What is asked: Gather all lines in the records below that include the word "type".

Saved entries:
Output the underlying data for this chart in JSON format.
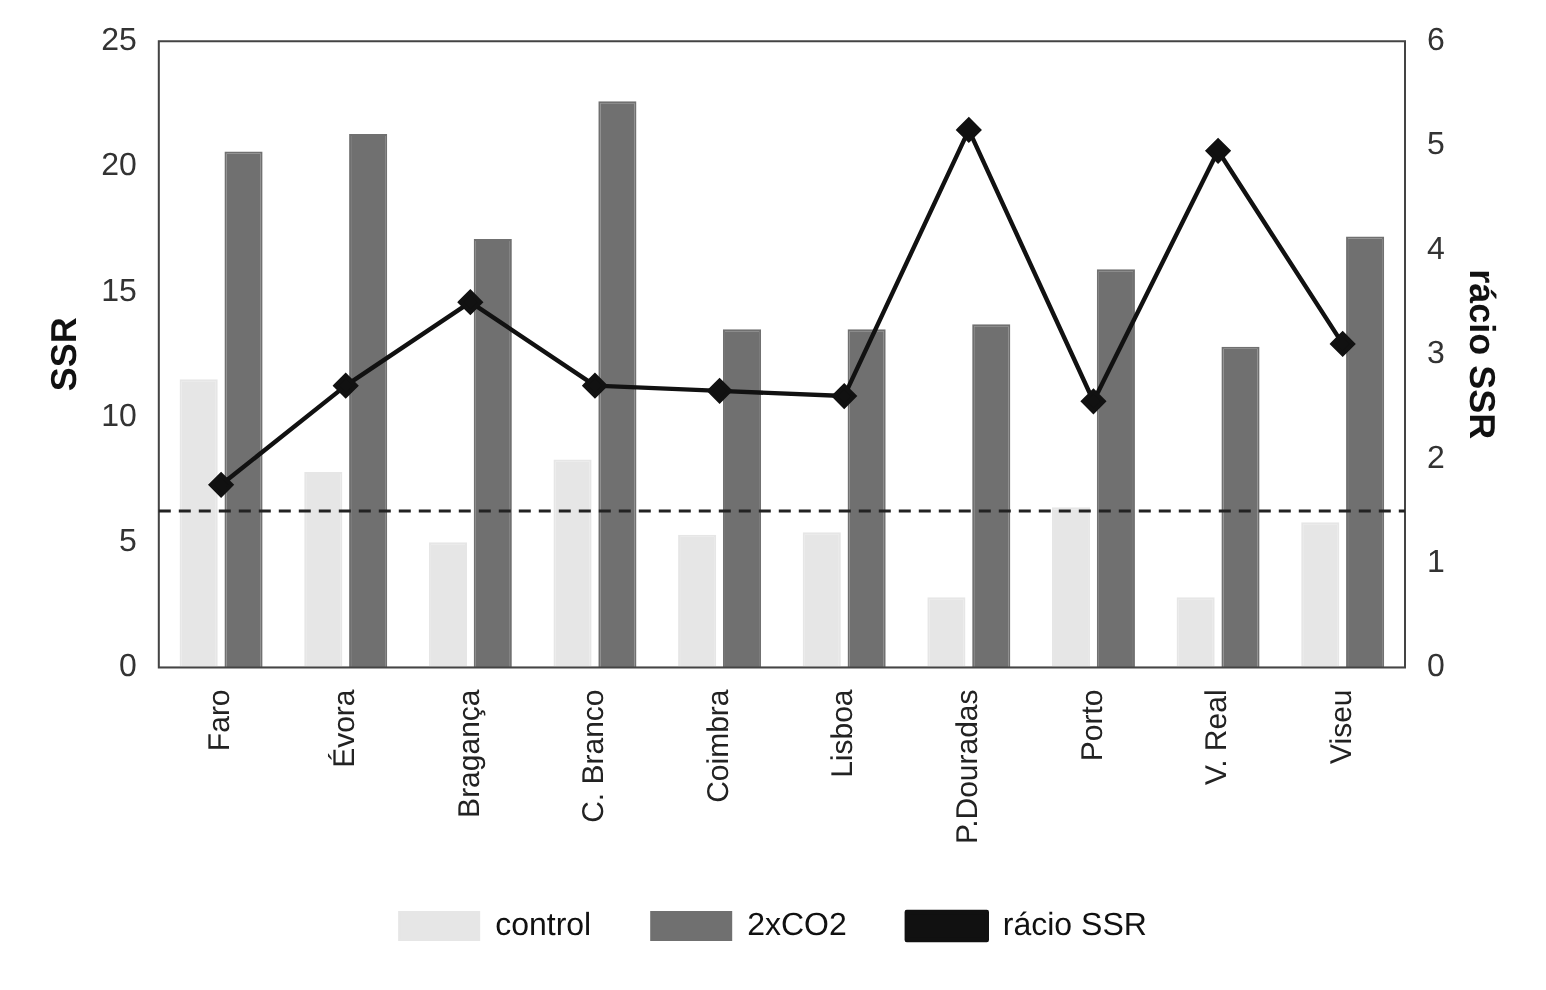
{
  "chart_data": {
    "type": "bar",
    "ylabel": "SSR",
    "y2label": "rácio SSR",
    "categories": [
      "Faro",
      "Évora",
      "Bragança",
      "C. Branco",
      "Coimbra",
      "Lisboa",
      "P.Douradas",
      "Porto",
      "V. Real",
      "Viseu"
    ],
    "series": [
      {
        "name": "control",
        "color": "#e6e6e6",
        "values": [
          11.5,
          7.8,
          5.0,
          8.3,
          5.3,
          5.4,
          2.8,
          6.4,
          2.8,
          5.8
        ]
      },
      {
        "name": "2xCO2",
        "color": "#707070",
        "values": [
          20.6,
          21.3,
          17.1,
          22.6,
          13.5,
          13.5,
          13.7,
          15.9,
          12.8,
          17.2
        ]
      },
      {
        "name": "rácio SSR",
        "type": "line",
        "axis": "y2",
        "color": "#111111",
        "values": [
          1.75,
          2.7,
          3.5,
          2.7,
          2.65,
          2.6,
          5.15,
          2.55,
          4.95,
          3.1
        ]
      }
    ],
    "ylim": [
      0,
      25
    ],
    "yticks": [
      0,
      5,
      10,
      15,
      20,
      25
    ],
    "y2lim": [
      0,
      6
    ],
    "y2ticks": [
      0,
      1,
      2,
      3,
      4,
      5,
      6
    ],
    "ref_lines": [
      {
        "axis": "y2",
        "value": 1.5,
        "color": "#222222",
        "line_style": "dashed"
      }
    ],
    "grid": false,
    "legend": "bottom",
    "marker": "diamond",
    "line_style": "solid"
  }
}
* * *
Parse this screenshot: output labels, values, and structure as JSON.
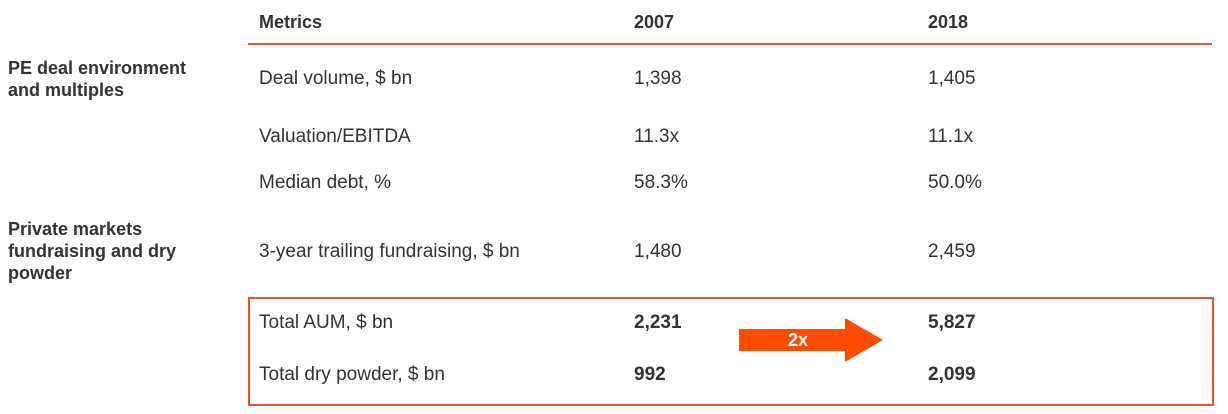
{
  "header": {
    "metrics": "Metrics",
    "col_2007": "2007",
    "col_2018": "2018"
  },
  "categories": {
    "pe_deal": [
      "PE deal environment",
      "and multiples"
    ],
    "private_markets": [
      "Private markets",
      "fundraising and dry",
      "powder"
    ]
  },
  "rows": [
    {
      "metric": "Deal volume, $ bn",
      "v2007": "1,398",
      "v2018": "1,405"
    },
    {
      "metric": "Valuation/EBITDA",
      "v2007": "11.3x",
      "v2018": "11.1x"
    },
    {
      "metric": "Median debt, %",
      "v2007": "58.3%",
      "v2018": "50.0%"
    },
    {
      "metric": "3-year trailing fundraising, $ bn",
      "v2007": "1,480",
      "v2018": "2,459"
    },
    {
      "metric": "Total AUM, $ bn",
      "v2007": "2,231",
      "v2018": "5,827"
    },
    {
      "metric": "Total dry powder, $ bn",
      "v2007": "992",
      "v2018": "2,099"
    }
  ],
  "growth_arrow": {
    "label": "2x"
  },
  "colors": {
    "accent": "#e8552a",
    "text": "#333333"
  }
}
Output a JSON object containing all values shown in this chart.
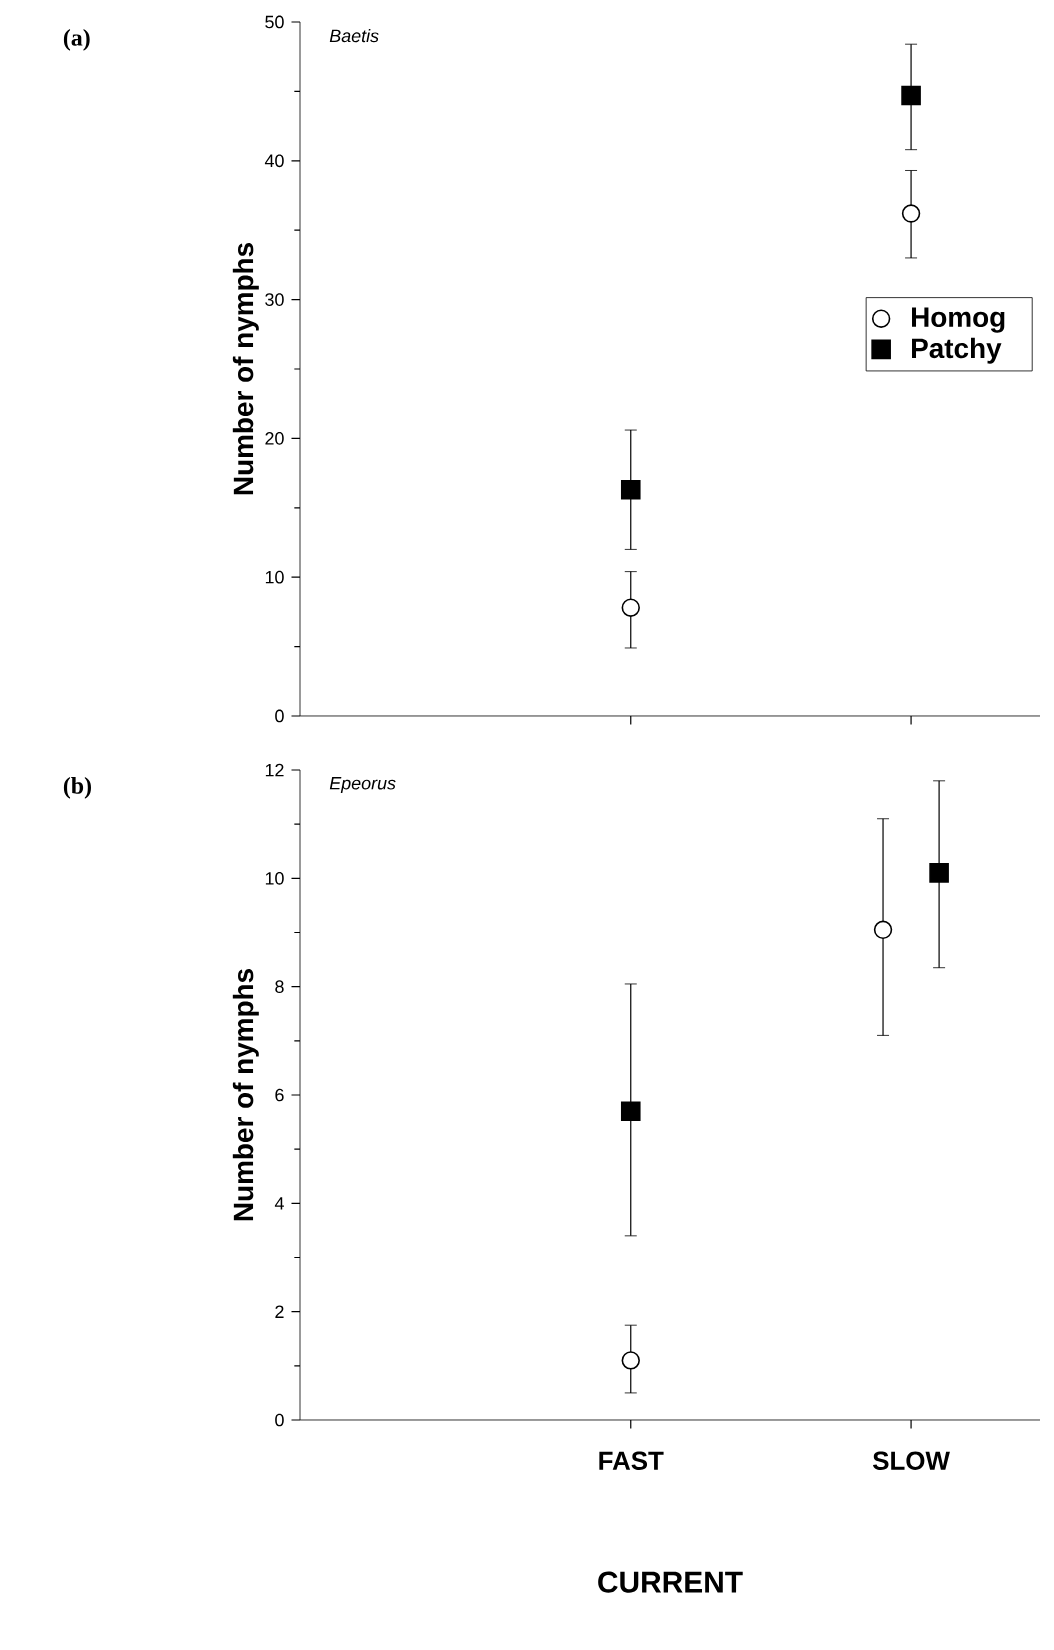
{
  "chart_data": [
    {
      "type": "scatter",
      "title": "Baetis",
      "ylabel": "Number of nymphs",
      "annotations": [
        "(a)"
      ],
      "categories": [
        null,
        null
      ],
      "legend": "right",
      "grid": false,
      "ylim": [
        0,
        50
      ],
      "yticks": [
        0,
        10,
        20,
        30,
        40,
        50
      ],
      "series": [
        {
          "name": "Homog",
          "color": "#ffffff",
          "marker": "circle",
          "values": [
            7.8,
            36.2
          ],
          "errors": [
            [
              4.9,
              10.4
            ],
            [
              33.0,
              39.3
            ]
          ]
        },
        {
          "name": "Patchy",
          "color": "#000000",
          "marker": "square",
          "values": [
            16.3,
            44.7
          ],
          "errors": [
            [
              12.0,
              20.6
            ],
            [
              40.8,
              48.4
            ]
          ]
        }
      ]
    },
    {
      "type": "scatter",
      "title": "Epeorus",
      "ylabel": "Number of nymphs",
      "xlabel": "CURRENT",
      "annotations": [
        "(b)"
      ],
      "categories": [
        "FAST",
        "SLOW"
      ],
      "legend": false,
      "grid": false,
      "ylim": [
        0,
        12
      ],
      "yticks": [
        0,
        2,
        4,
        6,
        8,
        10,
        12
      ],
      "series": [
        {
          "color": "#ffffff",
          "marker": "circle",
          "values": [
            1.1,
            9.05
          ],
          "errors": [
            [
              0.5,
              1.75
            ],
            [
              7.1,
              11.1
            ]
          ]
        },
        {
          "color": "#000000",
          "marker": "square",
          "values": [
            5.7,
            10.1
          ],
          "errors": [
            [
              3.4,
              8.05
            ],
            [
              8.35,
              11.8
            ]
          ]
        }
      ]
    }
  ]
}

Solution for this task:
    "type": "bar",
        "type": "line",
      "type": "scatter",
      "type": "scatter",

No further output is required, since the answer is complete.